_What this task involves:_
Copy every row below word for word, omitting the pictures.

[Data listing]
◆ ◆ ◆ ◆ ◆

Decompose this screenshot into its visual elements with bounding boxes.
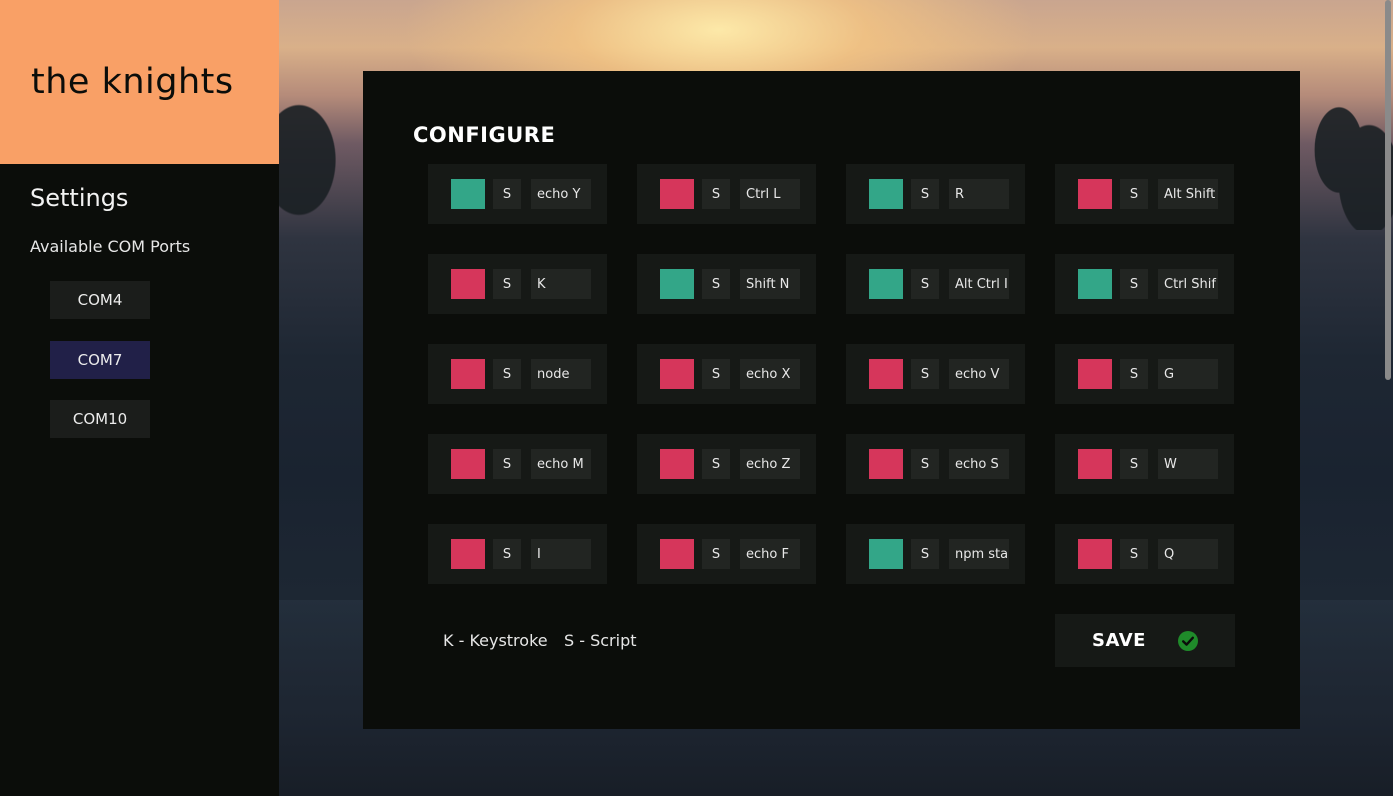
brand-title: the knights (31, 62, 234, 102)
key-config-cell: Snode (428, 344, 607, 404)
key-mode-toggle[interactable]: S (1120, 269, 1148, 299)
key-mode-toggle[interactable]: S (911, 179, 939, 209)
key-config-cell: S Ctrl Shif (1055, 254, 1234, 314)
legend-script: S - Script (564, 631, 637, 650)
key-mode-toggle[interactable]: S (493, 179, 521, 209)
key-mode-toggle[interactable]: S (1120, 179, 1148, 209)
key-color-swatch[interactable] (1078, 179, 1112, 209)
key-command-input[interactable]: echo Z (740, 449, 800, 479)
key-mode-toggle[interactable]: S (702, 179, 730, 209)
key-config-cell: SG (1055, 344, 1234, 404)
key-config-cell: S Alt Ctrl I (846, 254, 1025, 314)
key-mode-toggle[interactable]: S (702, 269, 730, 299)
key-mode-toggle[interactable]: S (702, 359, 730, 389)
key-mode-toggle[interactable]: S (911, 269, 939, 299)
key-color-swatch[interactable] (451, 179, 485, 209)
key-mode-toggle[interactable]: S (911, 359, 939, 389)
key-color-swatch[interactable] (660, 269, 694, 299)
key-config-cell: Secho M (428, 434, 607, 494)
key-config-cell: SW (1055, 434, 1234, 494)
key-config-cell: SI (428, 524, 607, 584)
key-command-input[interactable]: echo X (740, 359, 800, 389)
com-port-button-com7[interactable]: COM7 (50, 341, 150, 379)
com-port-button-com10[interactable]: COM10 (50, 400, 150, 438)
key-config-cell: Secho S (846, 434, 1025, 494)
key-command-input[interactable]: echo Y (531, 179, 591, 209)
key-config-cell: S Shift N (637, 254, 816, 314)
key-color-swatch[interactable] (660, 449, 694, 479)
key-color-swatch[interactable] (660, 179, 694, 209)
key-command-input[interactable]: Alt Shift (1158, 179, 1218, 209)
key-mode-toggle[interactable]: S (911, 449, 939, 479)
key-config-cell: S Alt Shift (1055, 164, 1234, 224)
key-mode-toggle[interactable]: S (1120, 449, 1148, 479)
key-color-swatch[interactable] (1078, 539, 1112, 569)
key-command-input[interactable]: W (1158, 449, 1218, 479)
key-command-input[interactable]: echo M (531, 449, 591, 479)
key-color-swatch[interactable] (1078, 359, 1112, 389)
key-command-input[interactable]: echo V (949, 359, 1009, 389)
key-config-cell: Secho V (846, 344, 1025, 404)
key-command-input[interactable]: K (531, 269, 591, 299)
key-color-swatch[interactable] (451, 269, 485, 299)
key-command-input[interactable]: Alt Ctrl I (949, 269, 1009, 299)
com-ports-label: Available COM Ports (30, 237, 191, 256)
key-config-cell: SK (428, 254, 607, 314)
key-config-cell: S Ctrl L (637, 164, 816, 224)
key-color-swatch[interactable] (869, 539, 903, 569)
key-color-swatch[interactable] (1078, 449, 1112, 479)
key-color-swatch[interactable] (869, 449, 903, 479)
page-scrollbar[interactable] (1383, 0, 1393, 796)
key-config-cell: Secho F (637, 524, 816, 584)
key-config-cell: Snpm sta (846, 524, 1025, 584)
key-command-input[interactable]: Ctrl L (740, 179, 800, 209)
key-mode-toggle[interactable]: S (493, 449, 521, 479)
key-color-swatch[interactable] (869, 359, 903, 389)
key-config-cell: Secho X (637, 344, 816, 404)
key-config-cell: SR (846, 164, 1025, 224)
key-mode-toggle[interactable]: S (493, 539, 521, 569)
scrollbar-thumb[interactable] (1385, 0, 1391, 380)
key-config-cell: SQ (1055, 524, 1234, 584)
key-color-swatch[interactable] (451, 449, 485, 479)
key-mode-toggle[interactable]: S (1120, 359, 1148, 389)
key-color-swatch[interactable] (660, 539, 694, 569)
key-command-input[interactable]: npm sta (949, 539, 1009, 569)
key-color-swatch[interactable] (451, 359, 485, 389)
key-config-cell: Secho Z (637, 434, 816, 494)
settings-title: Settings (30, 184, 129, 212)
key-command-input[interactable]: Ctrl Shif (1158, 269, 1218, 299)
key-command-input[interactable]: Shift N (740, 269, 800, 299)
page-title: CONFIGURE (413, 123, 556, 147)
key-mode-toggle[interactable]: S (493, 359, 521, 389)
save-label: SAVE (1092, 630, 1146, 651)
key-command-input[interactable]: echo S (949, 449, 1009, 479)
key-mode-toggle[interactable]: S (911, 539, 939, 569)
key-color-swatch[interactable] (869, 269, 903, 299)
save-button[interactable]: SAVE (1055, 614, 1235, 667)
key-color-swatch[interactable] (869, 179, 903, 209)
key-command-input[interactable]: I (531, 539, 591, 569)
check-circle-icon (1177, 630, 1198, 651)
com-port-button-com4[interactable]: COM4 (50, 281, 150, 319)
key-command-input[interactable]: R (949, 179, 1009, 209)
key-mode-toggle[interactable]: S (1120, 539, 1148, 569)
key-command-input[interactable]: echo F (740, 539, 800, 569)
brand-header: the knights (0, 0, 279, 164)
key-config-cell: Secho Y (428, 164, 607, 224)
key-mode-toggle[interactable]: S (702, 449, 730, 479)
key-mode-toggle[interactable]: S (702, 539, 730, 569)
key-color-swatch[interactable] (451, 539, 485, 569)
configure-panel: CONFIGURE Secho Y S Ctrl L S R S Alt Shift S K S S… (363, 71, 1300, 729)
legend-keystroke: K - Keystroke (443, 631, 548, 650)
key-command-input[interactable]: Q (1158, 539, 1218, 569)
key-color-swatch[interactable] (1078, 269, 1112, 299)
key-command-input[interactable]: node (531, 359, 591, 389)
key-mode-toggle[interactable]: S (493, 269, 521, 299)
key-command-input[interactable]: G (1158, 359, 1218, 389)
key-color-swatch[interactable] (660, 359, 694, 389)
sidebar: the knights Settings Available COM Ports… (0, 0, 279, 796)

◆ ◆ ◆ ◆ ◆

_Correct result:_
Decompose this screenshot into its visual elements with bounding boxes.
brand-title: the knights (31, 62, 234, 102)
key-config-cell: Snode (428, 344, 607, 404)
key-mode-toggle[interactable]: S (1120, 269, 1148, 299)
key-mode-toggle[interactable]: S (911, 179, 939, 209)
key-config-cell: S Ctrl Shif (1055, 254, 1234, 314)
legend-script: S - Script (564, 631, 637, 650)
key-mode-toggle[interactable]: S (493, 179, 521, 209)
key-mode-toggle[interactable]: S (1120, 179, 1148, 209)
key-color-swatch[interactable] (1078, 179, 1112, 209)
key-command-input[interactable]: echo Z (740, 449, 800, 479)
key-mode-toggle[interactable]: S (702, 179, 730, 209)
key-config-cell: SG (1055, 344, 1234, 404)
key-config-cell: S Alt Ctrl I (846, 254, 1025, 314)
key-mode-toggle[interactable]: S (702, 269, 730, 299)
key-mode-toggle[interactable]: S (702, 359, 730, 389)
key-mode-toggle[interactable]: S (911, 269, 939, 299)
key-color-swatch[interactable] (451, 179, 485, 209)
key-mode-toggle[interactable]: S (911, 359, 939, 389)
key-color-swatch[interactable] (660, 269, 694, 299)
key-config-cell: Secho M (428, 434, 607, 494)
key-config-cell: SW (1055, 434, 1234, 494)
key-config-cell: SI (428, 524, 607, 584)
key-command-input[interactable]: echo X (740, 359, 800, 389)
com-port-button-com7[interactable]: COM7 (50, 341, 150, 379)
com-port-button-com10[interactable]: COM10 (50, 400, 150, 438)
key-config-cell: Secho S (846, 434, 1025, 494)
key-command-input[interactable]: echo Y (531, 179, 591, 209)
key-config-cell: S Shift N (637, 254, 816, 314)
key-color-swatch[interactable] (660, 449, 694, 479)
key-color-swatch[interactable] (660, 179, 694, 209)
key-command-input[interactable]: Alt Shift (1158, 179, 1218, 209)
key-mode-toggle[interactable]: S (911, 449, 939, 479)
key-config-cell: S Alt Shift (1055, 164, 1234, 224)
key-mode-toggle[interactable]: S (1120, 449, 1148, 479)
key-color-swatch[interactable] (1078, 539, 1112, 569)
key-command-input[interactable]: W (1158, 449, 1218, 479)
key-command-input[interactable]: echo M (531, 449, 591, 479)
key-color-swatch[interactable] (1078, 359, 1112, 389)
key-command-input[interactable]: echo V (949, 359, 1009, 389)
key-config-cell: Secho V (846, 344, 1025, 404)
key-command-input[interactable]: K (531, 269, 591, 299)
key-color-swatch[interactable] (451, 269, 485, 299)
key-command-input[interactable]: Alt Ctrl I (949, 269, 1009, 299)
com-ports-label: Available COM Ports (30, 237, 191, 256)
key-config-cell: SK (428, 254, 607, 314)
key-config-cell: S Ctrl L (637, 164, 816, 224)
key-color-swatch[interactable] (869, 539, 903, 569)
key-color-swatch[interactable] (1078, 449, 1112, 479)
key-color-swatch[interactable] (869, 449, 903, 479)
page-scrollbar[interactable] (1383, 0, 1393, 796)
key-config-cell: Secho F (637, 524, 816, 584)
key-config-cell: Snpm sta (846, 524, 1025, 584)
key-command-input[interactable]: Ctrl L (740, 179, 800, 209)
key-mode-toggle[interactable]: S (493, 449, 521, 479)
key-color-swatch[interactable] (869, 359, 903, 389)
key-config-cell: Secho X (637, 344, 816, 404)
key-config-cell: SR (846, 164, 1025, 224)
key-mode-toggle[interactable]: S (493, 539, 521, 569)
scrollbar-thumb[interactable] (1385, 0, 1391, 380)
key-config-cell: SQ (1055, 524, 1234, 584)
key-color-swatch[interactable] (451, 449, 485, 479)
key-mode-toggle[interactable]: S (1120, 359, 1148, 389)
key-color-swatch[interactable] (660, 539, 694, 569)
key-command-input[interactable]: npm sta (949, 539, 1009, 569)
key-color-swatch[interactable] (451, 359, 485, 389)
key-config-cell: Secho Z (637, 434, 816, 494)
settings-title: Settings (30, 184, 129, 212)
key-command-input[interactable]: Ctrl Shif (1158, 269, 1218, 299)
key-command-input[interactable]: Shift N (740, 269, 800, 299)
page-title: CONFIGURE (413, 123, 556, 147)
key-mode-toggle[interactable]: S (493, 359, 521, 389)
save-label: SAVE (1092, 630, 1146, 651)
key-command-input[interactable]: echo S (949, 449, 1009, 479)
key-mode-toggle[interactable]: S (911, 539, 939, 569)
key-color-swatch[interactable] (869, 269, 903, 299)
save-button[interactable]: SAVE (1055, 614, 1235, 667)
key-color-swatch[interactable] (869, 179, 903, 209)
key-command-input[interactable]: I (531, 539, 591, 569)
check-circle-icon (1177, 630, 1198, 651)
com-port-button-com4[interactable]: COM4 (50, 281, 150, 319)
key-command-input[interactable]: R (949, 179, 1009, 209)
key-mode-toggle[interactable]: S (1120, 539, 1148, 569)
key-command-input[interactable]: echo F (740, 539, 800, 569)
brand-header: the knights (0, 0, 279, 164)
key-config-cell: Secho Y (428, 164, 607, 224)
key-mode-toggle[interactable]: S (702, 449, 730, 479)
key-mode-toggle[interactable]: S (702, 539, 730, 569)
key-color-swatch[interactable] (451, 539, 485, 569)
configure-panel: CONFIGURE Secho Y S Ctrl L S R S Alt Shift S K S S… (363, 71, 1300, 729)
legend-keystroke: K - Keystroke (443, 631, 548, 650)
key-command-input[interactable]: Q (1158, 539, 1218, 569)
key-color-swatch[interactable] (1078, 269, 1112, 299)
key-command-input[interactable]: node (531, 359, 591, 389)
key-mode-toggle[interactable]: S (493, 269, 521, 299)
key-command-input[interactable]: G (1158, 359, 1218, 389)
key-color-swatch[interactable] (660, 359, 694, 389)
sidebar: the knights Settings Available COM Ports… (0, 0, 279, 796)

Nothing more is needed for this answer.